### Stated goal
Repeat every record below exactly, but leave out any pictures.

──────

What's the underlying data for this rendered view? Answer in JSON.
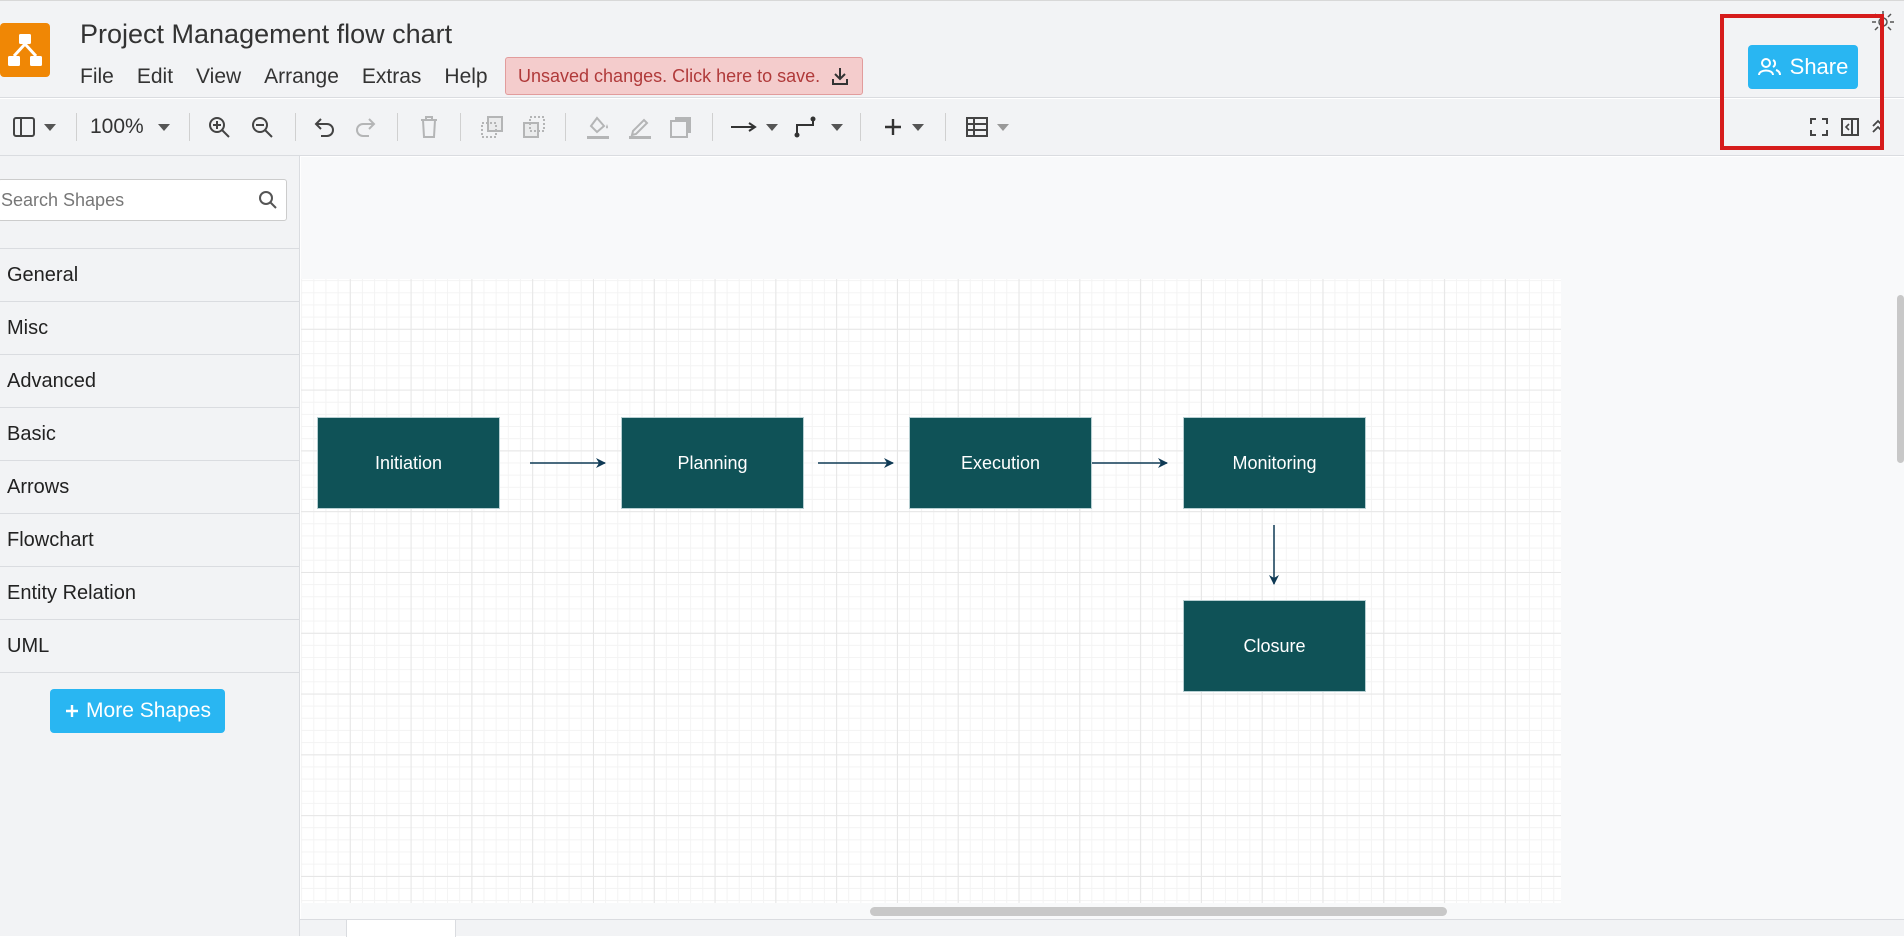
{
  "app": {
    "title": "Project Management flow chart",
    "menu": [
      "File",
      "Edit",
      "View",
      "Arrange",
      "Extras",
      "Help"
    ],
    "unsaved_label": "Unsaved changes. Click here to save.",
    "share_label": "Share",
    "accent_color": "#29b6f2",
    "logo_color": "#f08705"
  },
  "toolbar": {
    "zoom": "100%",
    "icons": [
      "sidebar-toggle-icon",
      "zoom-in-icon",
      "zoom-out-icon",
      "undo-icon",
      "redo-icon",
      "delete-icon",
      "to-front-icon",
      "to-back-icon",
      "fill-color-icon",
      "line-color-icon",
      "shadow-icon",
      "connection-arrow-icon",
      "waypoints-icon",
      "insert-plus-icon",
      "table-icon",
      "fullscreen-icon",
      "format-panel-icon",
      "collapse-icon"
    ]
  },
  "sidebar": {
    "search_placeholder": "Search Shapes",
    "categories": [
      "General",
      "Misc",
      "Advanced",
      "Basic",
      "Arrows",
      "Flowchart",
      "Entity Relation",
      "UML"
    ],
    "more_shapes_label": "More Shapes"
  },
  "diagram": {
    "node_color": "#0f5257",
    "nodes": [
      "Initiation",
      "Planning",
      "Execution",
      "Monitoring",
      "Closure"
    ],
    "edges": [
      [
        "Initiation",
        "Planning"
      ],
      [
        "Planning",
        "Execution"
      ],
      [
        "Execution",
        "Monitoring"
      ],
      [
        "Monitoring",
        "Closure"
      ]
    ]
  }
}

──────

### Task answer
What's the underlying data for this rendered view? Answer in JSON.
{
  "app": {
    "title": "Project Management flow chart",
    "menu": [
      "File",
      "Edit",
      "View",
      "Arrange",
      "Extras",
      "Help"
    ],
    "unsaved_label": "Unsaved changes. Click here to save.",
    "share_label": "Share",
    "accent_color": "#29b6f2",
    "logo_color": "#f08705"
  },
  "toolbar": {
    "zoom": "100%",
    "icons": [
      "sidebar-toggle-icon",
      "zoom-in-icon",
      "zoom-out-icon",
      "undo-icon",
      "redo-icon",
      "delete-icon",
      "to-front-icon",
      "to-back-icon",
      "fill-color-icon",
      "line-color-icon",
      "shadow-icon",
      "connection-arrow-icon",
      "waypoints-icon",
      "insert-plus-icon",
      "table-icon",
      "fullscreen-icon",
      "format-panel-icon",
      "collapse-icon"
    ]
  },
  "sidebar": {
    "search_placeholder": "Search Shapes",
    "categories": [
      "General",
      "Misc",
      "Advanced",
      "Basic",
      "Arrows",
      "Flowchart",
      "Entity Relation",
      "UML"
    ],
    "more_shapes_label": "More Shapes"
  },
  "diagram": {
    "node_color": "#0f5257",
    "nodes": [
      "Initiation",
      "Planning",
      "Execution",
      "Monitoring",
      "Closure"
    ],
    "edges": [
      [
        "Initiation",
        "Planning"
      ],
      [
        "Planning",
        "Execution"
      ],
      [
        "Execution",
        "Monitoring"
      ],
      [
        "Monitoring",
        "Closure"
      ]
    ]
  }
}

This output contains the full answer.